=== MATERIAL FOR THE TASK ===
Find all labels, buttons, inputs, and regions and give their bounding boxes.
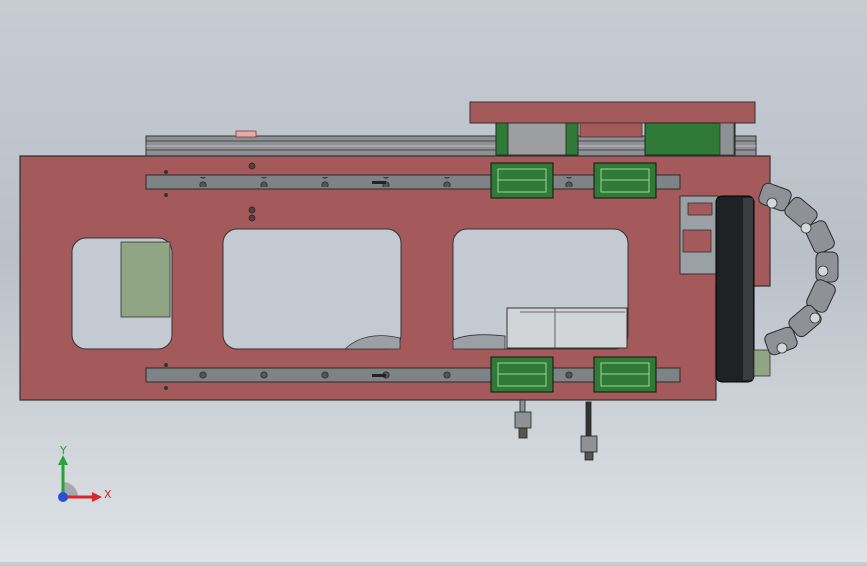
limit-sensor[interactable] — [514, 399, 532, 439]
slider-block[interactable] — [593, 356, 657, 393]
slider-block[interactable] — [490, 162, 554, 199]
x-axis-label: X — [104, 488, 112, 501]
graphics-area[interactable]: Y X — [0, 0, 867, 562]
cad-model-view[interactable]: Y X — [0, 0, 867, 562]
slider-block[interactable] — [490, 356, 554, 393]
side-bracket[interactable] — [679, 195, 719, 275]
coordinate-triad: Y X — [58, 444, 112, 502]
drive-motor — [506, 307, 628, 349]
main-plate[interactable] — [19, 155, 771, 401]
z-axis-dot — [58, 492, 68, 502]
end-stop-tab — [235, 130, 257, 138]
top-carriage-plate[interactable] — [469, 101, 756, 124]
motor-housing — [120, 241, 171, 318]
y-axis-label: Y — [59, 444, 67, 457]
top-linear-module[interactable] — [145, 101, 757, 157]
slider-block[interactable] — [593, 162, 657, 199]
limit-sensor[interactable] — [580, 401, 598, 461]
plate-window-2 — [222, 228, 402, 350]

=== DIRECTION ===
Can you rewrite all of the data above as a Markdown table with the columns Row and Line, numbering each line in order? Skip any blank lines and leave the pictures out.

=== CORRECT RESULT ===
| Row | Line |
|---|---|
| 1 | Find all labels, buttons, inputs, and regions and give their bounding boxes. |
| 2 | limit-sensor[interactable] — [514, 399, 532, 439] |
| 3 | slider-block[interactable] — [593, 356, 657, 393] |
| 4 | slider-block[interactable] — [490, 162, 554, 199] |
| 5 | x-axis-label: X — [104, 488, 112, 501] |
| 6 | graphics-area[interactable]: Y X — [0, 0, 867, 562] |
| 7 | cad-model-view[interactable]: Y X — [0, 0, 867, 562] |
| 8 | slider-block[interactable] — [490, 356, 554, 393] |
| 9 | side-bracket[interactable] — [679, 195, 719, 275] |
| 10 | coordinate-triad: Y X — [58, 444, 112, 502] |
| 11 | drive-motor — [506, 307, 628, 349] |
| 12 | main-plate[interactable] — [19, 155, 771, 401] |
| 13 | z-axis-dot — [58, 492, 68, 502] |
| 14 | end-stop-tab — [235, 130, 257, 138] |
| 15 | top-carriage-plate[interactable] — [469, 101, 756, 124] |
| 16 | motor-housing — [120, 241, 171, 318] |
| 17 | y-axis-label: Y — [59, 444, 67, 457] |
| 18 | top-linear-module[interactable] — [145, 101, 757, 157] |
| 19 | slider-block[interactable] — [593, 162, 657, 199] |
| 20 | limit-sensor[interactable] — [580, 401, 598, 461] |
| 21 | plate-window-2 — [222, 228, 402, 350] |